Records from a collection:
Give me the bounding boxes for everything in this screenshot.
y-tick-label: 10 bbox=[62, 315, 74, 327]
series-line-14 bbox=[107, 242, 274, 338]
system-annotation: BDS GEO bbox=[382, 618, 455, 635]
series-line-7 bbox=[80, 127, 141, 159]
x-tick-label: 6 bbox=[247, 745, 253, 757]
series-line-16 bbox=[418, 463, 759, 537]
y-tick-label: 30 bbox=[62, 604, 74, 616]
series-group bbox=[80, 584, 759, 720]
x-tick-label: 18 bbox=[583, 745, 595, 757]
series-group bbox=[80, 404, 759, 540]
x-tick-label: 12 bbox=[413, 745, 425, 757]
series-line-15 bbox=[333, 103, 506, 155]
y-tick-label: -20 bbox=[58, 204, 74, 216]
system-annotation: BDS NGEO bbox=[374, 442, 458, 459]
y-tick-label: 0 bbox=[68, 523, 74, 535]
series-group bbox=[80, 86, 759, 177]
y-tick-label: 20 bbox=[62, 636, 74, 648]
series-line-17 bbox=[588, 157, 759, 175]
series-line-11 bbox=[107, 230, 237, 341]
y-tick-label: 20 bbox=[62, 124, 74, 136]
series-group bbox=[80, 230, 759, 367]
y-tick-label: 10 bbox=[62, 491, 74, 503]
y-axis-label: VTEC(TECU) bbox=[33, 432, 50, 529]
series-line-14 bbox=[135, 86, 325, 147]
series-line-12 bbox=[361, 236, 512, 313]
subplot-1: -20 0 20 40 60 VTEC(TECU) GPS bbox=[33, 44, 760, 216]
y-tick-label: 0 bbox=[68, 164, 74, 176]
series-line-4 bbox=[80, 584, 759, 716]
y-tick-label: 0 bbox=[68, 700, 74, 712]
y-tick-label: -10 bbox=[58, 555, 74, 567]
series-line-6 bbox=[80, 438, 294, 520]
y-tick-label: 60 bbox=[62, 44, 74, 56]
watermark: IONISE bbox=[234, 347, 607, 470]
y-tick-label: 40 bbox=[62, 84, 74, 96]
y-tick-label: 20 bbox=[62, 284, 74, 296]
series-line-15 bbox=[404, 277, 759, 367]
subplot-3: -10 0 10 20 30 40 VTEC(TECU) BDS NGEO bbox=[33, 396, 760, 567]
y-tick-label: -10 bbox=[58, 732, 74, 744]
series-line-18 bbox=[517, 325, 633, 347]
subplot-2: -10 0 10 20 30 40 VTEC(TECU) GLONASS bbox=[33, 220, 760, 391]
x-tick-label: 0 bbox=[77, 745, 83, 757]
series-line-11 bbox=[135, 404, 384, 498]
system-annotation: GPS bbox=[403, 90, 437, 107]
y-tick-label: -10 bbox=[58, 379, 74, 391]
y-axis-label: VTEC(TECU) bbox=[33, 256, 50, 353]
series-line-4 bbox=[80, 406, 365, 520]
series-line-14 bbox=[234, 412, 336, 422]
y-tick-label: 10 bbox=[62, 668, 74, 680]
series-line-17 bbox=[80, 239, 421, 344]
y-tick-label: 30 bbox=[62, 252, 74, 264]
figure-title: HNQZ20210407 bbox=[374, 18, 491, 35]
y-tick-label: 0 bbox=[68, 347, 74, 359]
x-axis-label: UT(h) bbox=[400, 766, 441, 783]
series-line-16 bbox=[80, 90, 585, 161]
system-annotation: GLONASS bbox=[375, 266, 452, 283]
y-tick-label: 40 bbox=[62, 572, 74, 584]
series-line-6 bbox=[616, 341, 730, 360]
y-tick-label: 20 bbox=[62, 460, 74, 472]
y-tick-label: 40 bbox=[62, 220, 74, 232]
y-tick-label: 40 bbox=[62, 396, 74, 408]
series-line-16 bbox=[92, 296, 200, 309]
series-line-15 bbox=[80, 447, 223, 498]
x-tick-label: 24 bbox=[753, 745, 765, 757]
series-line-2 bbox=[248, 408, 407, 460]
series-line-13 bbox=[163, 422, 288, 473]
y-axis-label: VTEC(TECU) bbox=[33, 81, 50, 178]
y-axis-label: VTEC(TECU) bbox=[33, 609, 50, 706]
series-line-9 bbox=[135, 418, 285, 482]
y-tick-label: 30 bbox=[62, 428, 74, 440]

- **TO DO**:
Reproduce every line of the material above verbatim, with nothing changed or left out.

- **RESULT OF THE TASK**:
Give me the bounding boxes for everything in this screenshot.
y-tick-label: 10 bbox=[62, 315, 74, 327]
series-line-14 bbox=[107, 242, 274, 338]
system-annotation: BDS GEO bbox=[382, 618, 455, 635]
series-line-7 bbox=[80, 127, 141, 159]
x-tick-label: 6 bbox=[247, 745, 253, 757]
series-line-16 bbox=[418, 463, 759, 537]
y-tick-label: 30 bbox=[62, 604, 74, 616]
series-group bbox=[80, 584, 759, 720]
x-tick-label: 18 bbox=[583, 745, 595, 757]
series-group bbox=[80, 404, 759, 540]
x-tick-label: 12 bbox=[413, 745, 425, 757]
series-line-15 bbox=[333, 103, 506, 155]
y-tick-label: -20 bbox=[58, 204, 74, 216]
system-annotation: BDS NGEO bbox=[374, 442, 458, 459]
y-tick-label: 0 bbox=[68, 523, 74, 535]
series-group bbox=[80, 86, 759, 177]
y-tick-label: 20 bbox=[62, 636, 74, 648]
series-line-17 bbox=[588, 157, 759, 175]
series-line-11 bbox=[107, 230, 237, 341]
y-tick-label: 20 bbox=[62, 124, 74, 136]
series-group bbox=[80, 230, 759, 367]
y-tick-label: 10 bbox=[62, 491, 74, 503]
y-axis-label: VTEC(TECU) bbox=[33, 432, 50, 529]
series-line-14 bbox=[135, 86, 325, 147]
series-line-12 bbox=[361, 236, 512, 313]
subplot-1: -20 0 20 40 60 VTEC(TECU) GPS bbox=[33, 44, 760, 216]
y-tick-label: 0 bbox=[68, 164, 74, 176]
series-line-4 bbox=[80, 584, 759, 716]
y-tick-label: 0 bbox=[68, 700, 74, 712]
y-tick-label: -10 bbox=[58, 555, 74, 567]
series-line-6 bbox=[80, 438, 294, 520]
y-tick-label: 60 bbox=[62, 44, 74, 56]
watermark: IONISE bbox=[234, 347, 607, 470]
y-tick-label: 40 bbox=[62, 84, 74, 96]
y-tick-label: 20 bbox=[62, 284, 74, 296]
series-line-15 bbox=[404, 277, 759, 367]
subplot-3: -10 0 10 20 30 40 VTEC(TECU) BDS NGEO bbox=[33, 396, 760, 567]
y-tick-label: -10 bbox=[58, 732, 74, 744]
series-line-18 bbox=[517, 325, 633, 347]
subplot-2: -10 0 10 20 30 40 VTEC(TECU) GLONASS bbox=[33, 220, 760, 391]
x-tick-label: 0 bbox=[77, 745, 83, 757]
series-line-11 bbox=[135, 404, 384, 498]
system-annotation: GPS bbox=[403, 90, 437, 107]
y-tick-label: -10 bbox=[58, 379, 74, 391]
y-axis-label: VTEC(TECU) bbox=[33, 256, 50, 353]
series-line-4 bbox=[80, 406, 365, 520]
series-line-14 bbox=[234, 412, 336, 422]
y-tick-label: 10 bbox=[62, 668, 74, 680]
series-line-17 bbox=[80, 239, 421, 344]
y-tick-label: 30 bbox=[62, 252, 74, 264]
figure-title: HNQZ20210407 bbox=[374, 18, 491, 35]
y-tick-label: 0 bbox=[68, 347, 74, 359]
x-axis-label: UT(h) bbox=[400, 766, 441, 783]
series-line-16 bbox=[80, 90, 585, 161]
system-annotation: GLONASS bbox=[375, 266, 452, 283]
y-tick-label: 40 bbox=[62, 572, 74, 584]
series-line-6 bbox=[616, 341, 730, 360]
y-tick-label: 20 bbox=[62, 460, 74, 472]
y-tick-label: 40 bbox=[62, 220, 74, 232]
y-tick-label: 40 bbox=[62, 396, 74, 408]
series-line-16 bbox=[92, 296, 200, 309]
series-line-15 bbox=[80, 447, 223, 498]
x-tick-label: 24 bbox=[753, 745, 765, 757]
series-line-2 bbox=[248, 408, 407, 460]
series-line-13 bbox=[163, 422, 288, 473]
y-axis-label: VTEC(TECU) bbox=[33, 81, 50, 178]
y-axis-label: VTEC(TECU) bbox=[33, 609, 50, 706]
series-line-9 bbox=[135, 418, 285, 482]
y-tick-label: 30 bbox=[62, 428, 74, 440]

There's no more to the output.